OBJECTIVE: Identify the lines that contain the string "środowiska", then copy each of them.

- - -

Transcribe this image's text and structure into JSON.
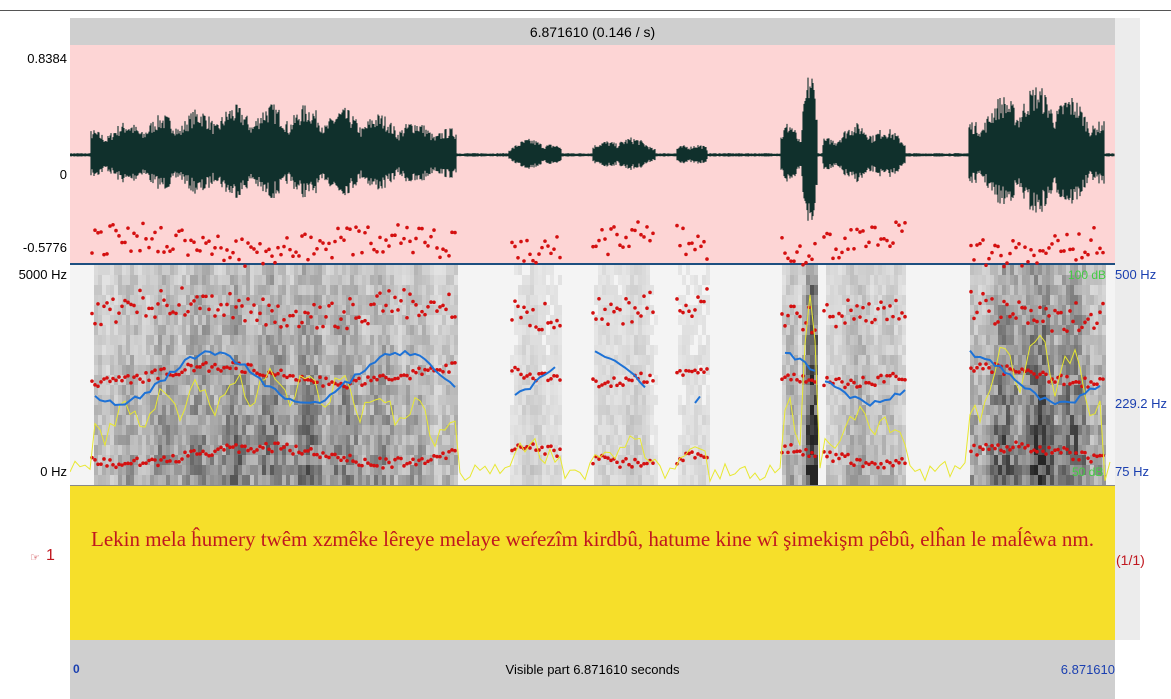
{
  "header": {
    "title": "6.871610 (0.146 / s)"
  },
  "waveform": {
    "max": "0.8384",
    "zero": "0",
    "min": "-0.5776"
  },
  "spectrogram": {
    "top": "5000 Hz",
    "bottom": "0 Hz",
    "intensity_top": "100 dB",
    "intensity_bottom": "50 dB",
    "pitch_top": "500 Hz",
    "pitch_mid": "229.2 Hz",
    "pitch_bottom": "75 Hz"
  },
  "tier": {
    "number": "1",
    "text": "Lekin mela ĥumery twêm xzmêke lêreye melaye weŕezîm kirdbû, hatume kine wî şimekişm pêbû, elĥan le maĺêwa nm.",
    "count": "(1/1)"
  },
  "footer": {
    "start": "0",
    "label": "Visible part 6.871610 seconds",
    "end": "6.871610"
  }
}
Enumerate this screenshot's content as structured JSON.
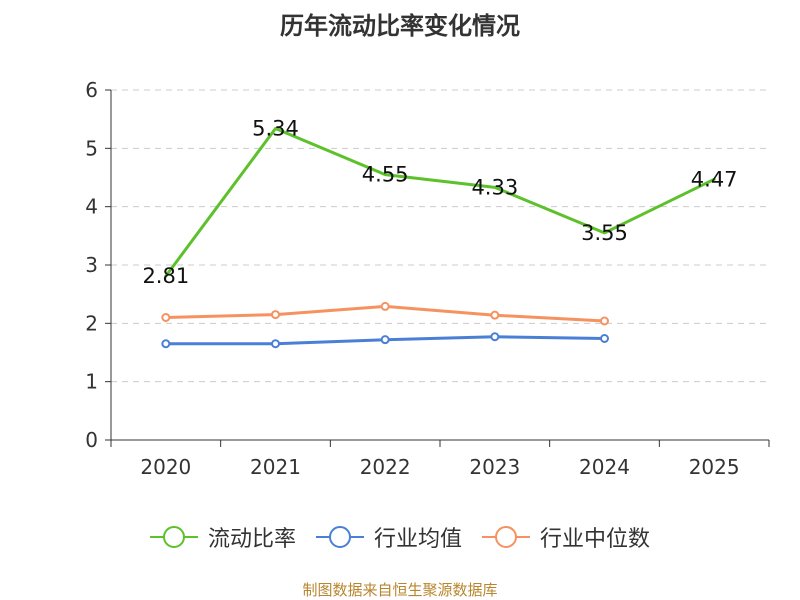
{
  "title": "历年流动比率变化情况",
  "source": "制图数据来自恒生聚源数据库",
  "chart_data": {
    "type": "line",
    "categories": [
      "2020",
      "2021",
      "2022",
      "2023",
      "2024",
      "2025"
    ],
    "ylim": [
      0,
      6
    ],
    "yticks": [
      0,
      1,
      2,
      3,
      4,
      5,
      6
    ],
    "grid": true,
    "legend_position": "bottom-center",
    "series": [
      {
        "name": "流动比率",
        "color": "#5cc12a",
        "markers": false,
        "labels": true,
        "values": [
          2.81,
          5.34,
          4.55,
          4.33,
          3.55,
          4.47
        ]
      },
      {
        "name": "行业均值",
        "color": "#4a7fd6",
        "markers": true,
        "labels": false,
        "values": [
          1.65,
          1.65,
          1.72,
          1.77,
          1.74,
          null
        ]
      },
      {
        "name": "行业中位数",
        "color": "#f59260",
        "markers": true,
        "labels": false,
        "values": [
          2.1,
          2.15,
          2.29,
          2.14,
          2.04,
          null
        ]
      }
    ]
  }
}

- - -

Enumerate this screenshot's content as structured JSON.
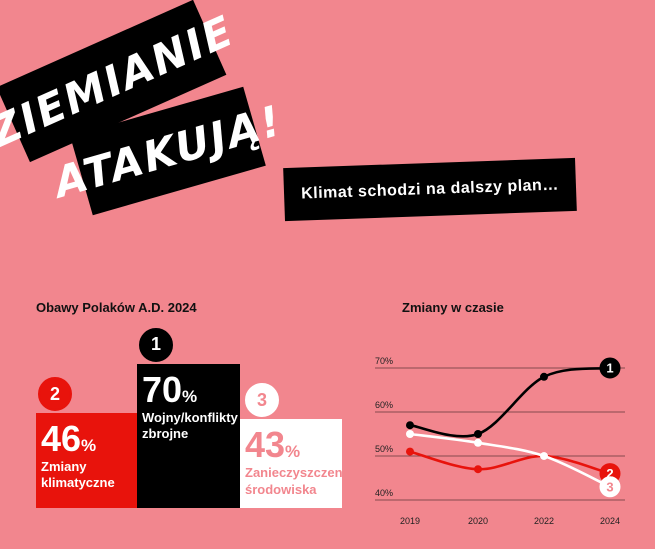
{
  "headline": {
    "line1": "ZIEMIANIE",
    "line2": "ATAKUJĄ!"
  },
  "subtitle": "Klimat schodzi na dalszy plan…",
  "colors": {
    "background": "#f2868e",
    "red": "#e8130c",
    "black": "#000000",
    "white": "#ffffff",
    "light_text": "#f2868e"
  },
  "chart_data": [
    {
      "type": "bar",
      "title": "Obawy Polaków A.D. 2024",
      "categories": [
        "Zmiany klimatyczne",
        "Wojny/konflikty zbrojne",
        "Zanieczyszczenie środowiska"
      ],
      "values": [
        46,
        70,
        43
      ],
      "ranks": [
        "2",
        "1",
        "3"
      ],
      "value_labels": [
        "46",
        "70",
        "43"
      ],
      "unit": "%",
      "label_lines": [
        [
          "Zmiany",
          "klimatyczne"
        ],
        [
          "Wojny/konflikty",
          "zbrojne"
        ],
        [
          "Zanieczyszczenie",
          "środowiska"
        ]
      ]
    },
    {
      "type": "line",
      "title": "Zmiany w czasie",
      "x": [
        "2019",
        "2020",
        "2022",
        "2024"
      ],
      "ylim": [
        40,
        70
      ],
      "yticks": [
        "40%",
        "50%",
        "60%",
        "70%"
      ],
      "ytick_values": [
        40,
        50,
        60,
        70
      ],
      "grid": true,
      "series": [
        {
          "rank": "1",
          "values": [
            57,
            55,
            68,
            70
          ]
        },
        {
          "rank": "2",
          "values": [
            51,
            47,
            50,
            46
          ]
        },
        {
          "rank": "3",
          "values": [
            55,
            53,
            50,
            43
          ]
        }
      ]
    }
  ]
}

- - -

ANSWER:
        "Zanieczyszczenie środowiska"
          "środowiska"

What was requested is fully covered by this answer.